SHORT PROBLEM: Extract the complete listing and repeat it word for word.

Start of PROVIDED RECORDS

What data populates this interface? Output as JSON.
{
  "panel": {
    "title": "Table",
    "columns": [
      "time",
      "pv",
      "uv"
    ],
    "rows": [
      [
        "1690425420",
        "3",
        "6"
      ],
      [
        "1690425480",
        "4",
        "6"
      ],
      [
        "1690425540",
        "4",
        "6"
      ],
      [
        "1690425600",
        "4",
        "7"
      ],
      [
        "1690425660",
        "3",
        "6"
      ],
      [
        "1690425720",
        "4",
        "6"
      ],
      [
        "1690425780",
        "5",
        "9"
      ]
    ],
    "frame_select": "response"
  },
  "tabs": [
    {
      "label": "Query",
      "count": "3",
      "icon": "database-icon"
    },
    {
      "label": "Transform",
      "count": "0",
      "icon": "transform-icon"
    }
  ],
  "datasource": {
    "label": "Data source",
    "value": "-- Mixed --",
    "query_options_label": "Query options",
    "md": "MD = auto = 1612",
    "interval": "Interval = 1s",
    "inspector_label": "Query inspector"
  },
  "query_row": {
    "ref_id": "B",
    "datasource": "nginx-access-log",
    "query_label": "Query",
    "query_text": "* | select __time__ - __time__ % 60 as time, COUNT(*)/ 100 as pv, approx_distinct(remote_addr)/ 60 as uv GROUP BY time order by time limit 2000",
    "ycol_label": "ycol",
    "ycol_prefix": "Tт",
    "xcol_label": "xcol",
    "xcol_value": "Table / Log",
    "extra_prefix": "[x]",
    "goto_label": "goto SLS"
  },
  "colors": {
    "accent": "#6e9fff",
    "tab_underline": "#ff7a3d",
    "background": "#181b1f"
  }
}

End of PROVIDED RECORDS

OUTPUT FOR THIS EXERCISE:
What data populates this interface? Output as JSON.
{
  "panel": {
    "title": "Table",
    "columns": [
      "time",
      "pv",
      "uv"
    ],
    "rows": [
      [
        "1690425420",
        "3",
        "6"
      ],
      [
        "1690425480",
        "4",
        "6"
      ],
      [
        "1690425540",
        "4",
        "6"
      ],
      [
        "1690425600",
        "4",
        "7"
      ],
      [
        "1690425660",
        "3",
        "6"
      ],
      [
        "1690425720",
        "4",
        "6"
      ],
      [
        "1690425780",
        "5",
        "9"
      ]
    ],
    "frame_select": "response"
  },
  "tabs": [
    {
      "label": "Query",
      "count": "3",
      "icon": "database-icon"
    },
    {
      "label": "Transform",
      "count": "0",
      "icon": "transform-icon"
    }
  ],
  "datasource": {
    "label": "Data source",
    "value": "-- Mixed --",
    "query_options_label": "Query options",
    "md": "MD = auto = 1612",
    "interval": "Interval = 1s",
    "inspector_label": "Query inspector"
  },
  "query_row": {
    "ref_id": "B",
    "datasource": "nginx-access-log",
    "query_label": "Query",
    "query_text": "* | select __time__ - __time__ % 60 as time, COUNT(*)/ 100 as pv, approx_distinct(remote_addr)/ 60 as uv GROUP BY time order by time limit 2000",
    "ycol_label": "ycol",
    "ycol_prefix": "Tт",
    "xcol_label": "xcol",
    "xcol_value": "Table / Log",
    "extra_prefix": "[x]",
    "goto_label": "goto SLS"
  },
  "colors": {
    "accent": "#6e9fff",
    "tab_underline": "#ff7a3d",
    "background": "#181b1f"
  }
}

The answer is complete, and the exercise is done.